## [Required task]
Using the entries that follow, count the lines containing the word "analysis" and give that number by itself.

## [Input records]
------------------------------------------------------------

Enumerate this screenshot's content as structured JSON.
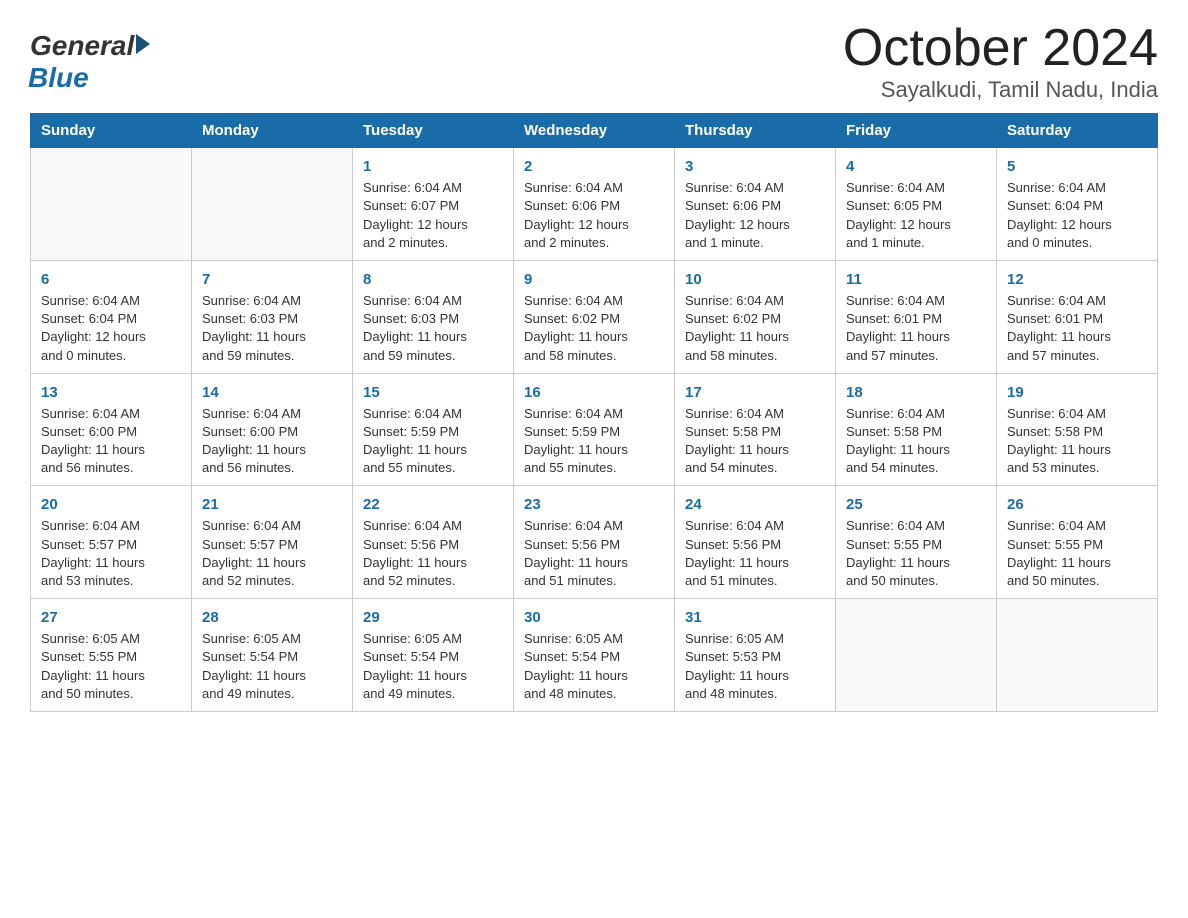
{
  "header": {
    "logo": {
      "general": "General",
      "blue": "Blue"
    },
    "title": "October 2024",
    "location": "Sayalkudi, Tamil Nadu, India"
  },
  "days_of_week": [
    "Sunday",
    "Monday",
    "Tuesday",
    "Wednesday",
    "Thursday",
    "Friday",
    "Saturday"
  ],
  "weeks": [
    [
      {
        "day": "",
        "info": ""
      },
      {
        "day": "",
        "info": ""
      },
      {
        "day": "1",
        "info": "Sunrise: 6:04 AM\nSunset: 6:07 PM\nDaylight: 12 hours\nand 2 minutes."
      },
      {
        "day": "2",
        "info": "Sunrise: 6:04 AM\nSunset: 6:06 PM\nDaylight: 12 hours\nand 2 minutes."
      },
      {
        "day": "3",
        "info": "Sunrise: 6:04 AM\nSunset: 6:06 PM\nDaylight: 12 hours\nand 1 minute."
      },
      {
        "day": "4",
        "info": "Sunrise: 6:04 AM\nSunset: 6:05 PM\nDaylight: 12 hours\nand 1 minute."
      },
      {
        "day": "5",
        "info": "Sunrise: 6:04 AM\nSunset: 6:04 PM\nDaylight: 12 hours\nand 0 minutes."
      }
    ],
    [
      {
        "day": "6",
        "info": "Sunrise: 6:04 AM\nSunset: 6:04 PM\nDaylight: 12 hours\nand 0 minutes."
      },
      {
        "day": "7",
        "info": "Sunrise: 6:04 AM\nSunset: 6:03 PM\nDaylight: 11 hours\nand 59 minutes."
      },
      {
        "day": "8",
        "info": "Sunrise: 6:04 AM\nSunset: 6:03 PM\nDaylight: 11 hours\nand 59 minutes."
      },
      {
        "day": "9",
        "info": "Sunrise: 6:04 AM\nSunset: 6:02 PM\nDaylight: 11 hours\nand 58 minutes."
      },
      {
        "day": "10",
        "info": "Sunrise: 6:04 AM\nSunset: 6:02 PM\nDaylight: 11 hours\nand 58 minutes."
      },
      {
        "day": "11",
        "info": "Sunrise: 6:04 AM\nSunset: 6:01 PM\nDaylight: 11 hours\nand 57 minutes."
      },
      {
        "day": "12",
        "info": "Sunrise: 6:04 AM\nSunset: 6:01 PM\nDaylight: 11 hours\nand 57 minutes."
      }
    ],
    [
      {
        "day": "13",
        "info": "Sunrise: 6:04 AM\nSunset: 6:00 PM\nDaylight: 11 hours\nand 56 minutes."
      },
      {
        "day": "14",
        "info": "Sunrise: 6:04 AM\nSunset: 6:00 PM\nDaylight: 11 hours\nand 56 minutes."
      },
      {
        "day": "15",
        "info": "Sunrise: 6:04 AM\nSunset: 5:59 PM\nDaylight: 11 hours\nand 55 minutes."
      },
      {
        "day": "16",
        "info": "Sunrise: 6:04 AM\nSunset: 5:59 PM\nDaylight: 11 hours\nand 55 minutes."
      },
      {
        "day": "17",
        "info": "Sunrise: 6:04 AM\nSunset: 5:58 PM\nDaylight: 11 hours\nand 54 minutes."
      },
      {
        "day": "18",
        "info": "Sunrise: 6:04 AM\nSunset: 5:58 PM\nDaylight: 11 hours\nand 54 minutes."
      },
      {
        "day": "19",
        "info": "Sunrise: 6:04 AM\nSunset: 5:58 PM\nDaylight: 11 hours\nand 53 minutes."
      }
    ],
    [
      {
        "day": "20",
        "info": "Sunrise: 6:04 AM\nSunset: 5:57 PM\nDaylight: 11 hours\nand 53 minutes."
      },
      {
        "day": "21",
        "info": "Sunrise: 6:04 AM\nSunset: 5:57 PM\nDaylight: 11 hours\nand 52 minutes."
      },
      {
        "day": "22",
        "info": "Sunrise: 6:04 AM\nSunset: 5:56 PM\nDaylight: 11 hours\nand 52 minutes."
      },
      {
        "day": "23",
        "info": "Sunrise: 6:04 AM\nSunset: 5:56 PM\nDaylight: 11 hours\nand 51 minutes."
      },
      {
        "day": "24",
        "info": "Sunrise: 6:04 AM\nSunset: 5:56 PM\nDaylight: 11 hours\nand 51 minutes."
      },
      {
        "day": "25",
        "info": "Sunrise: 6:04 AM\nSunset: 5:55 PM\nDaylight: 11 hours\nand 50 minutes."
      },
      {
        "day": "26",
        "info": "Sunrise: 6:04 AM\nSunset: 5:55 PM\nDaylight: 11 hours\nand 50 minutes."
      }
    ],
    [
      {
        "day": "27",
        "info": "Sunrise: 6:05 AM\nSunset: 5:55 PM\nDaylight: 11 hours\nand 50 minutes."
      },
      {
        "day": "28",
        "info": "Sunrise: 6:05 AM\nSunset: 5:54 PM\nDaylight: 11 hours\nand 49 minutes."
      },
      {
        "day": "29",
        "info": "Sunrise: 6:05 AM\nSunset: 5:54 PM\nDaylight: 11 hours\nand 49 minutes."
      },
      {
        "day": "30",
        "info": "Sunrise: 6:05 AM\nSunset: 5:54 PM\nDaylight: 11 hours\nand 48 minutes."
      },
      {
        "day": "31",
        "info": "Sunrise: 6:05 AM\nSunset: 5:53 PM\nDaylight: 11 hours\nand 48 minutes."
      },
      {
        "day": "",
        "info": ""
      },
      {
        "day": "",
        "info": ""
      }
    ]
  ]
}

------------------------------------------------------------

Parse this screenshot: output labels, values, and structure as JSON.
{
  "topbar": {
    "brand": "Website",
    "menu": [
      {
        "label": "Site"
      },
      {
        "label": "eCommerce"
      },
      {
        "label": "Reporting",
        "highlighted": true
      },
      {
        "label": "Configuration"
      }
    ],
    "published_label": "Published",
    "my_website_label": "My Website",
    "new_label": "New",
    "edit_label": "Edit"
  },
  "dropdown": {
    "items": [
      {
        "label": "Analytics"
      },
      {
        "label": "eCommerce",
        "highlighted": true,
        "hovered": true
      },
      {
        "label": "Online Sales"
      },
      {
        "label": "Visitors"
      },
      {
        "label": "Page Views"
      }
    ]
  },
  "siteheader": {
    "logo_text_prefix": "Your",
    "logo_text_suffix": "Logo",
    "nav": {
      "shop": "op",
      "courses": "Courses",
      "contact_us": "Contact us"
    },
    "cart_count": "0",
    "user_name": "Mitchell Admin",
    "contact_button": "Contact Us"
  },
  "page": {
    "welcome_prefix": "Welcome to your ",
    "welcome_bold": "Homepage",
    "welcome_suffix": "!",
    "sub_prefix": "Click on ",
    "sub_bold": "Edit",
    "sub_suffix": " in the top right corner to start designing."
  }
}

------------------------------------------------------------

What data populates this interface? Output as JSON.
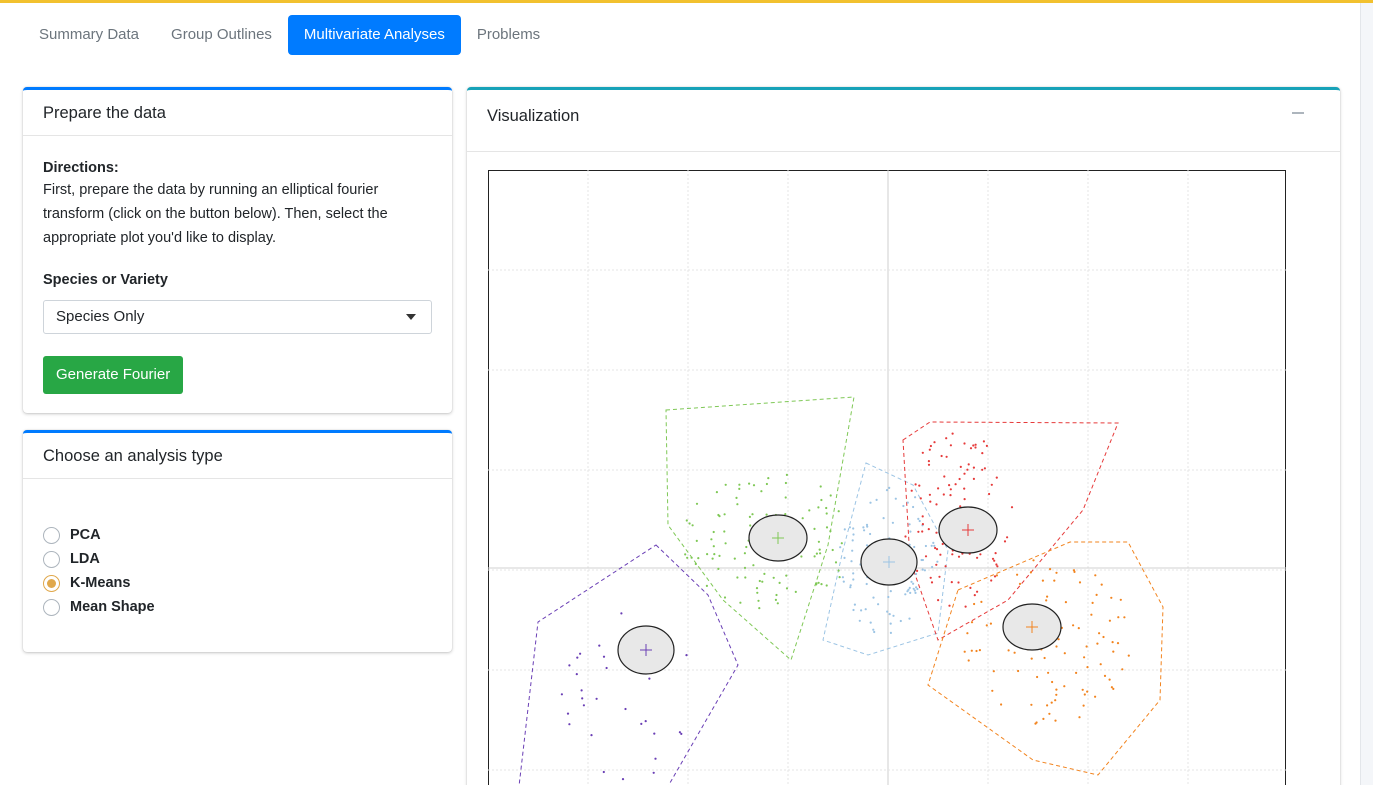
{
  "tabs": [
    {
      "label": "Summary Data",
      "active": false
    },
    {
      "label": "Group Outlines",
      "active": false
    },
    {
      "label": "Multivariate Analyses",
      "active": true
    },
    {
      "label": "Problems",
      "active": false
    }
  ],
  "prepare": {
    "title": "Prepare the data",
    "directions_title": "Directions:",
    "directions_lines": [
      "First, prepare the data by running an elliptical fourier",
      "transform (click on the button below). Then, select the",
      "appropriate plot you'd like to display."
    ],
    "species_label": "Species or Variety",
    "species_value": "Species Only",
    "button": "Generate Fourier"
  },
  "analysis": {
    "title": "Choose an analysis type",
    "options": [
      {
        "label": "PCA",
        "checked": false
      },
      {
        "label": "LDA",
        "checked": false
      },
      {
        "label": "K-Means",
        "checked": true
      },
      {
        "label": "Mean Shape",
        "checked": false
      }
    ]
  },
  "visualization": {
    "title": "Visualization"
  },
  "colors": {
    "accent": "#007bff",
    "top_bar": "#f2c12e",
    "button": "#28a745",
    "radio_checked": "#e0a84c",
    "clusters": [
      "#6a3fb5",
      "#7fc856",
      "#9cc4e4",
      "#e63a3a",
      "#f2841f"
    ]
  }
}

------------------------------------------------------------

## [Result below]
2